Records that describe figures:
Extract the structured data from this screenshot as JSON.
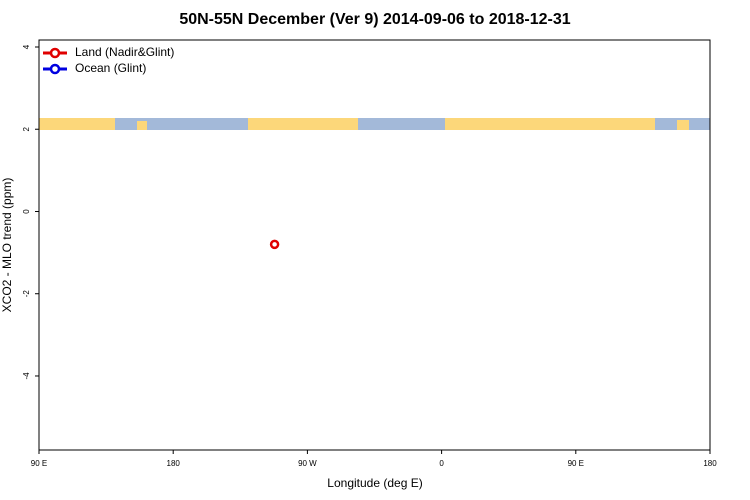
{
  "chart_data": {
    "type": "scatter",
    "title": "50N-55N December (Ver 9)   2014-09-06 to 2018-12-31",
    "x_label": "Longitude (deg E)",
    "y_label": "XCO2 - MLO trend (ppm)",
    "xlim": [
      90,
      540
    ],
    "xticks": [
      {
        "value": 90,
        "label": "90 E"
      },
      180,
      {
        "value": 270,
        "label": "90 W"
      },
      {
        "value": 360,
        "label": "0"
      },
      {
        "value": 450,
        "label": "90 E"
      },
      {
        "value": 540,
        "label": "180"
      }
    ],
    "ylim": [
      -5.8,
      4.17
    ],
    "yticks": [
      -4,
      -2,
      0,
      2,
      4
    ],
    "legend": "top-left",
    "series": [
      {
        "name": "Land (Nadir&Glint)",
        "color": "#e00000",
        "x": [
          248
        ],
        "values": [
          -0.8
        ]
      },
      {
        "name": "Ocean (Glint)",
        "color": "#0000e0",
        "x": [],
        "values": []
      }
    ]
  }
}
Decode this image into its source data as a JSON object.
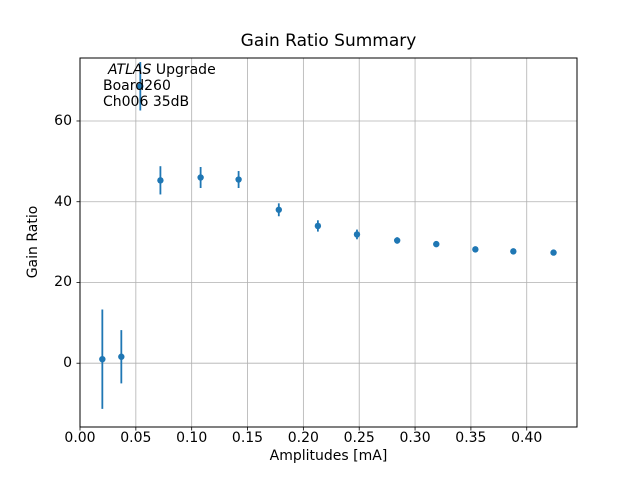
{
  "figure": {
    "title": "Gain Ratio Summary",
    "xlabel": "Amplitudes [mA]",
    "ylabel": "Gain Ratio"
  },
  "annotation": {
    "line1_italic": "ATLAS",
    "line1_rest": " Upgrade",
    "line2": "Board260",
    "line3": "Ch006 35dB"
  },
  "colors": {
    "series": "#1f77b4",
    "grid": "#b0b0b0",
    "spine": "#000000",
    "text": "#000000",
    "background": "#ffffff"
  },
  "chart_data": {
    "type": "scatter",
    "marker": "circle",
    "error_bars": "y",
    "legend": "none",
    "grid": true,
    "title": "Gain Ratio Summary",
    "xlabel": "Amplitudes [mA]",
    "ylabel": "Gain Ratio",
    "xlim": [
      0.0,
      0.445
    ],
    "ylim": [
      -15.8,
      75.6
    ],
    "xticks": [
      0.0,
      0.05,
      0.1,
      0.15,
      0.2,
      0.25,
      0.3,
      0.35,
      0.4
    ],
    "xtick_labels": [
      "0.00",
      "0.05",
      "0.10",
      "0.15",
      "0.20",
      "0.25",
      "0.30",
      "0.35",
      "0.40"
    ],
    "yticks": [
      0,
      20,
      40,
      60
    ],
    "ytick_labels": [
      "0",
      "20",
      "40",
      "60"
    ],
    "points": [
      {
        "x": 0.02,
        "y": 1.0,
        "yerr": 12.3
      },
      {
        "x": 0.037,
        "y": 1.6,
        "yerr": 6.6
      },
      {
        "x": 0.054,
        "y": 68.6,
        "yerr": 6.0
      },
      {
        "x": 0.072,
        "y": 45.3,
        "yerr": 3.5
      },
      {
        "x": 0.108,
        "y": 46.0,
        "yerr": 2.6
      },
      {
        "x": 0.142,
        "y": 45.5,
        "yerr": 2.1
      },
      {
        "x": 0.178,
        "y": 38.0,
        "yerr": 1.6
      },
      {
        "x": 0.213,
        "y": 34.0,
        "yerr": 1.4
      },
      {
        "x": 0.248,
        "y": 31.9,
        "yerr": 1.2
      },
      {
        "x": 0.284,
        "y": 30.4,
        "yerr": 0.8
      },
      {
        "x": 0.319,
        "y": 29.5,
        "yerr": 0.7
      },
      {
        "x": 0.354,
        "y": 28.2,
        "yerr": 0.6
      },
      {
        "x": 0.388,
        "y": 27.7,
        "yerr": 0.5
      },
      {
        "x": 0.424,
        "y": 27.4,
        "yerr": 0.5
      }
    ]
  }
}
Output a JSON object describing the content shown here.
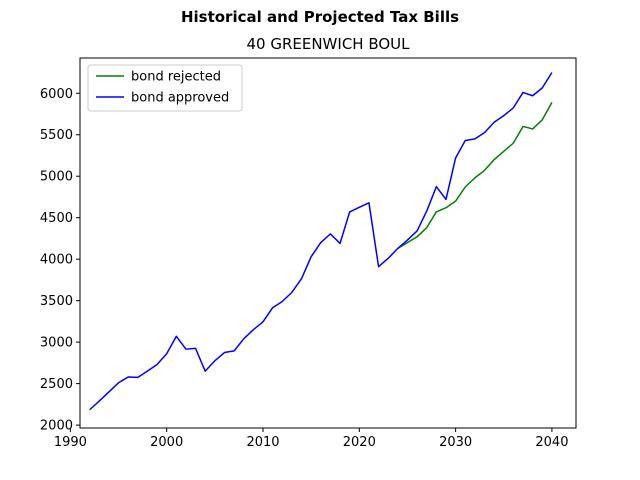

WHAT YOU ARE ASKED TO DO: Reproduce the material above verbatim; omit every picture.

OUTPUT OF THE EXERCISE:
Extract the structured data from this screenshot as JSON.
{
  "chart_data": {
    "type": "scatter",
    "title": "50N-55N December (Ver 9)   2014-09-06 to 2018-12-31",
    "x_label": "Longitude (deg E)",
    "y_label": "XCO2 - MLO trend (ppm)",
    "xlim": [
      90,
      540
    ],
    "xticks": [
      {
        "value": 90,
        "label": "90 E"
      },
      180,
      {
        "value": 270,
        "label": "90 W"
      },
      {
        "value": 360,
        "label": "0"
      },
      {
        "value": 450,
        "label": "90 E"
      },
      {
        "value": 540,
        "label": "180"
      }
    ],
    "ylim": [
      -5.8,
      4.17
    ],
    "yticks": [
      -4,
      -2,
      0,
      2,
      4
    ],
    "legend": "top-left",
    "series": [
      {
        "name": "Land (Nadir&Glint)",
        "color": "#e00000",
        "x": [
          248
        ],
        "values": [
          -0.8
        ]
      },
      {
        "name": "Ocean (Glint)",
        "color": "#0000e0",
        "x": [],
        "values": []
      }
    ]
  }
}
Decode this image into its source data as a JSON object.
{
  "figure": {
    "title": "Gain Ratio Summary",
    "xlabel": "Amplitudes [mA]",
    "ylabel": "Gain Ratio"
  },
  "annotation": {
    "line1_italic": "ATLAS",
    "line1_rest": " Upgrade",
    "line2": "Board260",
    "line3": "Ch006 35dB"
  },
  "colors": {
    "series": "#1f77b4",
    "grid": "#b0b0b0",
    "spine": "#000000",
    "text": "#000000",
    "background": "#ffffff"
  },
  "chart_data": {
    "type": "scatter",
    "marker": "circle",
    "error_bars": "y",
    "legend": "none",
    "grid": true,
    "title": "Gain Ratio Summary",
    "xlabel": "Amplitudes [mA]",
    "ylabel": "Gain Ratio",
    "xlim": [
      0.0,
      0.445
    ],
    "ylim": [
      -15.8,
      75.6
    ],
    "xticks": [
      0.0,
      0.05,
      0.1,
      0.15,
      0.2,
      0.25,
      0.3,
      0.35,
      0.4
    ],
    "xtick_labels": [
      "0.00",
      "0.05",
      "0.10",
      "0.15",
      "0.20",
      "0.25",
      "0.30",
      "0.35",
      "0.40"
    ],
    "yticks": [
      0,
      20,
      40,
      60
    ],
    "ytick_labels": [
      "0",
      "20",
      "40",
      "60"
    ],
    "points": [
      {
        "x": 0.02,
        "y": 1.0,
        "yerr": 12.3
      },
      {
        "x": 0.037,
        "y": 1.6,
        "yerr": 6.6
      },
      {
        "x": 0.054,
        "y": 68.6,
        "yerr": 6.0
      },
      {
        "x": 0.072,
        "y": 45.3,
        "yerr": 3.5
      },
      {
        "x": 0.108,
        "y": 46.0,
        "yerr": 2.6
      },
      {
        "x": 0.142,
        "y": 45.5,
        "yerr": 2.1
      },
      {
        "x": 0.178,
        "y": 38.0,
        "yerr": 1.6
      },
      {
        "x": 0.213,
        "y": 34.0,
        "yerr": 1.4
      },
      {
        "x": 0.248,
        "y": 31.9,
        "yerr": 1.2
      },
      {
        "x": 0.284,
        "y": 30.4,
        "yerr": 0.8
      },
      {
        "x": 0.319,
        "y": 29.5,
        "yerr": 0.7
      },
      {
        "x": 0.354,
        "y": 28.2,
        "yerr": 0.6
      },
      {
        "x": 0.388,
        "y": 27.7,
        "yerr": 0.5
      },
      {
        "x": 0.424,
        "y": 27.4,
        "yerr": 0.5
      }
    ]
  }
}
Output a JSON object describing the content shown here.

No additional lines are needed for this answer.